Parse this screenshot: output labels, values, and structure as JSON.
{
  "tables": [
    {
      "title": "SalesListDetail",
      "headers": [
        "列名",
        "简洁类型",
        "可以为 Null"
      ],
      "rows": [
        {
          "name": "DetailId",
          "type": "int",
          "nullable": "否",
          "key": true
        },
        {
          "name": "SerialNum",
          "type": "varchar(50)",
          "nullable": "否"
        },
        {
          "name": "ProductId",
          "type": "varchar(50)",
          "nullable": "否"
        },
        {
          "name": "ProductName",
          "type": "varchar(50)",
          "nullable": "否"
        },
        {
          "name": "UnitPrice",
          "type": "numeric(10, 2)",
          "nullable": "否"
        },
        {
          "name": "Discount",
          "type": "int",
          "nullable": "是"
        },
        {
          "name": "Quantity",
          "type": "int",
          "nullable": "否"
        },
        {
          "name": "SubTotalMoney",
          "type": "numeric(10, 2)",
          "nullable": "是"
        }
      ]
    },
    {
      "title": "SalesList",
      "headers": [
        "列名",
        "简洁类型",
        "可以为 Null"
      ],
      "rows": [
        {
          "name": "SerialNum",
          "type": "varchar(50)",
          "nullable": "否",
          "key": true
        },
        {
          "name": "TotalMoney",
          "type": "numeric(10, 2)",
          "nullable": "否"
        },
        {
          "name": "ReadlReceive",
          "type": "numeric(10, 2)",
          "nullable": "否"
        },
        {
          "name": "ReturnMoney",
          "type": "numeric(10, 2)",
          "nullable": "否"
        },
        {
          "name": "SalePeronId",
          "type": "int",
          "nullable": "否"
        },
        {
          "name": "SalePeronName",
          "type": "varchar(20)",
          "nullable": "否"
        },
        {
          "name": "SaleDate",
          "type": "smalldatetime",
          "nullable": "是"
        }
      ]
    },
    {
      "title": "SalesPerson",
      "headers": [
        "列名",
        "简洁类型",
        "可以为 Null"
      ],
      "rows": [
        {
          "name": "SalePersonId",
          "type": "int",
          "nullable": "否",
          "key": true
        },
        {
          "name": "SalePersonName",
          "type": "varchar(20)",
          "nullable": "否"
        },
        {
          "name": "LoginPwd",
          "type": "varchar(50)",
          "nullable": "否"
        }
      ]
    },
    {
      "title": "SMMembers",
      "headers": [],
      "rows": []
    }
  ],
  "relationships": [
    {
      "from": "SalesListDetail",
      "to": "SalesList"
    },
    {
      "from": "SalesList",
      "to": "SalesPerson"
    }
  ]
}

# # #

◆ WHAT IS ASKED
Every entry must be retyped in full, exactly as given.

◆ RESULT OF THE EXERCISE
Parse this screenshot: output labels, values, and structure as JSON.
{
  "tables": [
    {
      "title": "SalesListDetail",
      "headers": [
        "列名",
        "简洁类型",
        "可以为 Null"
      ],
      "rows": [
        {
          "name": "DetailId",
          "type": "int",
          "nullable": "否",
          "key": true
        },
        {
          "name": "SerialNum",
          "type": "varchar(50)",
          "nullable": "否"
        },
        {
          "name": "ProductId",
          "type": "varchar(50)",
          "nullable": "否"
        },
        {
          "name": "ProductName",
          "type": "varchar(50)",
          "nullable": "否"
        },
        {
          "name": "UnitPrice",
          "type": "numeric(10, 2)",
          "nullable": "否"
        },
        {
          "name": "Discount",
          "type": "int",
          "nullable": "是"
        },
        {
          "name": "Quantity",
          "type": "int",
          "nullable": "否"
        },
        {
          "name": "SubTotalMoney",
          "type": "numeric(10, 2)",
          "nullable": "是"
        }
      ]
    },
    {
      "title": "SalesList",
      "headers": [
        "列名",
        "简洁类型",
        "可以为 Null"
      ],
      "rows": [
        {
          "name": "SerialNum",
          "type": "varchar(50)",
          "nullable": "否",
          "key": true
        },
        {
          "name": "TotalMoney",
          "type": "numeric(10, 2)",
          "nullable": "否"
        },
        {
          "name": "ReadlReceive",
          "type": "numeric(10, 2)",
          "nullable": "否"
        },
        {
          "name": "ReturnMoney",
          "type": "numeric(10, 2)",
          "nullable": "否"
        },
        {
          "name": "SalePeronId",
          "type": "int",
          "nullable": "否"
        },
        {
          "name": "SalePeronName",
          "type": "varchar(20)",
          "nullable": "否"
        },
        {
          "name": "SaleDate",
          "type": "smalldatetime",
          "nullable": "是"
        }
      ]
    },
    {
      "title": "SalesPerson",
      "headers": [
        "列名",
        "简洁类型",
        "可以为 Null"
      ],
      "rows": [
        {
          "name": "SalePersonId",
          "type": "int",
          "nullable": "否",
          "key": true
        },
        {
          "name": "SalePersonName",
          "type": "varchar(20)",
          "nullable": "否"
        },
        {
          "name": "LoginPwd",
          "type": "varchar(50)",
          "nullable": "否"
        }
      ]
    },
    {
      "title": "SMMembers",
      "headers": [],
      "rows": []
    }
  ],
  "relationships": [
    {
      "from": "SalesListDetail",
      "to": "SalesList"
    },
    {
      "from": "SalesList",
      "to": "SalesPerson"
    }
  ]
}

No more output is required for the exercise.